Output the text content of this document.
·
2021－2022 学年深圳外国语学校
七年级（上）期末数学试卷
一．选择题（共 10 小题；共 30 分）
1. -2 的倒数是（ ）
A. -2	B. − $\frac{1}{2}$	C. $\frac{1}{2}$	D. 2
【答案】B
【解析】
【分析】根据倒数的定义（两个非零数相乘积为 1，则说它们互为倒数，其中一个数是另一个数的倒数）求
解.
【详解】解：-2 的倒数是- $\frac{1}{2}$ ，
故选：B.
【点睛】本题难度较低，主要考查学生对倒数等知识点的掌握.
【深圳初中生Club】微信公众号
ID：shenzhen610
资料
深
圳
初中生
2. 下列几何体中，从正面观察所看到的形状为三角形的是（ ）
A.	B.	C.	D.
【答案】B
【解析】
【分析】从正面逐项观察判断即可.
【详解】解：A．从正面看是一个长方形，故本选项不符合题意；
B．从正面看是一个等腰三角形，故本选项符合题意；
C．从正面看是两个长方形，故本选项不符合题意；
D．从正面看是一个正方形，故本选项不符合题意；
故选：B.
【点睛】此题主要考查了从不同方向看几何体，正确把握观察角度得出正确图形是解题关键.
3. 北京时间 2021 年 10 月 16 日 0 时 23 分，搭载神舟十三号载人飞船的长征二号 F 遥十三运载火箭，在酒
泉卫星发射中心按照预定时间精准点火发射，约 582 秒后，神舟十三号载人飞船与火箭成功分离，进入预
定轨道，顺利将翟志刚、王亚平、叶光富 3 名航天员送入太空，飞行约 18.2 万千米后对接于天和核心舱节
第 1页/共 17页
━━━━━━━━━━━━━━━━━━━━
DESCRIPTION OF THE TASK => Exactly reproduce all of the entries above.

CORRECT OUTPUT =>
Output the text content of this document.
·
2021－2022 学年深圳外国语学校
七年级（上）期末数学试卷
一．选择题（共 10 小题；共 30 分）
1. -2 的倒数是（ ）
A. -2	B. − $\frac{1}{2}$	C. $\frac{1}{2}$	D. 2
【答案】B
【解析】
【分析】根据倒数的定义（两个非零数相乘积为 1，则说它们互为倒数，其中一个数是另一个数的倒数）求
解.
【详解】解：-2 的倒数是- $\frac{1}{2}$ ，
故选：B.
【点睛】本题难度较低，主要考查学生对倒数等知识点的掌握.
【深圳初中生Club】微信公众号
ID：shenzhen610
资料
深
圳
初中生
2. 下列几何体中，从正面观察所看到的形状为三角形的是（ ）
A.	B.	C.	D.
【答案】B
【解析】
【分析】从正面逐项观察判断即可.
【详解】解：A．从正面看是一个长方形，故本选项不符合题意；
B．从正面看是一个等腰三角形，故本选项符合题意；
C．从正面看是两个长方形，故本选项不符合题意；
D．从正面看是一个正方形，故本选项不符合题意；
故选：B.
【点睛】此题主要考查了从不同方向看几何体，正确把握观察角度得出正确图形是解题关键.
3. 北京时间 2021 年 10 月 16 日 0 时 23 分，搭载神舟十三号载人飞船的长征二号 F 遥十三运载火箭，在酒
泉卫星发射中心按照预定时间精准点火发射，约 582 秒后，神舟十三号载人飞船与火箭成功分离，进入预
定轨道，顺利将翟志刚、王亚平、叶光富 3 名航天员送入太空，飞行约 18.2 万千米后对接于天和核心舱节
第 1页/共 17页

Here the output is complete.